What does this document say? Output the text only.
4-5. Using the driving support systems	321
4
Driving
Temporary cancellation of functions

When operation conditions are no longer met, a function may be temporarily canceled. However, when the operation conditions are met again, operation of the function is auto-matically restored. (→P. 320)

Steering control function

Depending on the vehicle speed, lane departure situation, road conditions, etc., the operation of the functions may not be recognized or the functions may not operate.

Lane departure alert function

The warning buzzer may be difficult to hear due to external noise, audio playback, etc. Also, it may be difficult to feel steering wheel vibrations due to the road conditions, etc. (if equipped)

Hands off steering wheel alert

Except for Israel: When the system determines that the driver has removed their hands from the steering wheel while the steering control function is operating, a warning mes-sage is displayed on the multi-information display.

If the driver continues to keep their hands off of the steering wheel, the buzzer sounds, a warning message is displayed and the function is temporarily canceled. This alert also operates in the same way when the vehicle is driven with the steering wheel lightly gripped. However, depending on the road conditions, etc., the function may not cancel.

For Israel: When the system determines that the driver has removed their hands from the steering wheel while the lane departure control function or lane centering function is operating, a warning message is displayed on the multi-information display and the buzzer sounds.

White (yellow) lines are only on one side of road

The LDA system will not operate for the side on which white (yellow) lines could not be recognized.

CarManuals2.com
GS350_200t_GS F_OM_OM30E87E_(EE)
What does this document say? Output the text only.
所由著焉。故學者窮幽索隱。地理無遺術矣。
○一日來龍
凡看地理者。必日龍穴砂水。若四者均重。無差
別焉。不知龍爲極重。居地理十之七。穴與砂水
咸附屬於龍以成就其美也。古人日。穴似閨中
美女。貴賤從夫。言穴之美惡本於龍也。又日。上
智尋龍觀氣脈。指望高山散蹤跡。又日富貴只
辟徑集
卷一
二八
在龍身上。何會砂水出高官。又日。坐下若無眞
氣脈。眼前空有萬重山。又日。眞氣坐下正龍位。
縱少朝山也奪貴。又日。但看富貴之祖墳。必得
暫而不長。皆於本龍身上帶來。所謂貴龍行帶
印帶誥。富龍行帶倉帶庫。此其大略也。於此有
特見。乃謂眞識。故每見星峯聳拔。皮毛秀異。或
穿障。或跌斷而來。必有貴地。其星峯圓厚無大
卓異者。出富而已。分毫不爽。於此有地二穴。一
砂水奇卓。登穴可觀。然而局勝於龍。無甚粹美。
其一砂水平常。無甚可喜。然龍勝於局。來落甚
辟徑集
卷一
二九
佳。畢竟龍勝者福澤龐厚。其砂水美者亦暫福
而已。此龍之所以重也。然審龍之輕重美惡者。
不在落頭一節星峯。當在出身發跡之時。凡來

◆ WRITTEN INSTRUCTION:
Quote the data above in full, changing nothing.

◆ THE RESPONSE:
What does this document say? Output the text only.
4-5. Using the driving support systems	321
4
Driving
Temporary cancellation of functions

When operation conditions are no longer met, a function may be temporarily canceled. However, when the operation conditions are met again, operation of the function is auto-matically restored. (→P. 320)

Steering control function

Depending on the vehicle speed, lane departure situation, road conditions, etc., the operation of the functions may not be recognized or the functions may not operate.

Lane departure alert function

The warning buzzer may be difficult to hear due to external noise, audio playback, etc. Also, it may be difficult to feel steering wheel vibrations due to the road conditions, etc. (if equipped)

Hands off steering wheel alert

Except for Israel: When the system determines that the driver has removed their hands from the steering wheel while the steering control function is operating, a warning mes-sage is displayed on the multi-information display.

If the driver continues to keep their hands off of the steering wheel, the buzzer sounds, a warning message is displayed and the function is temporarily canceled. This alert also operates in the same way when the vehicle is driven with the steering wheel lightly gripped. However, depending on the road conditions, etc., the function may not cancel.

For Israel: When the system determines that the driver has removed their hands from the steering wheel while the lane departure control function or lane centering function is operating, a warning message is displayed on the multi-information display and the buzzer sounds.

White (yellow) lines are only on one side of road

The LDA system will not operate for the side on which white (yellow) lines could not be recognized.

CarManuals2.com
GS350_200t_GS F_OM_OM30E87E_(EE)
What does this document say? Output the text only.
所由著焉。故學者窮幽索隱。地理無遺術矣。
○一日來龍
凡看地理者。必日龍穴砂水。若四者均重。無差
別焉。不知龍爲極重。居地理十之七。穴與砂水
咸附屬於龍以成就其美也。古人日。穴似閨中
美女。貴賤從夫。言穴之美惡本於龍也。又日。上
智尋龍觀氣脈。指望高山散蹤跡。又日富貴只
辟徑集
卷一
二八
在龍身上。何會砂水出高官。又日。坐下若無眞
氣脈。眼前空有萬重山。又日。眞氣坐下正龍位。
縱少朝山也奪貴。又日。但看富貴之祖墳。必得
暫而不長。皆於本龍身上帶來。所謂貴龍行帶
印帶誥。富龍行帶倉帶庫。此其大略也。於此有
特見。乃謂眞識。故每見星峯聳拔。皮毛秀異。或
穿障。或跌斷而來。必有貴地。其星峯圓厚無大
卓異者。出富而已。分毫不爽。於此有地二穴。一
砂水奇卓。登穴可觀。然而局勝於龍。無甚粹美。
其一砂水平常。無甚可喜。然龍勝於局。來落甚
辟徑集
卷一
二九
佳。畢竟龍勝者福澤龐厚。其砂水美者亦暫福
而已。此龍之所以重也。然審龍之輕重美惡者。
不在落頭一節星峯。當在出身發跡之時。凡來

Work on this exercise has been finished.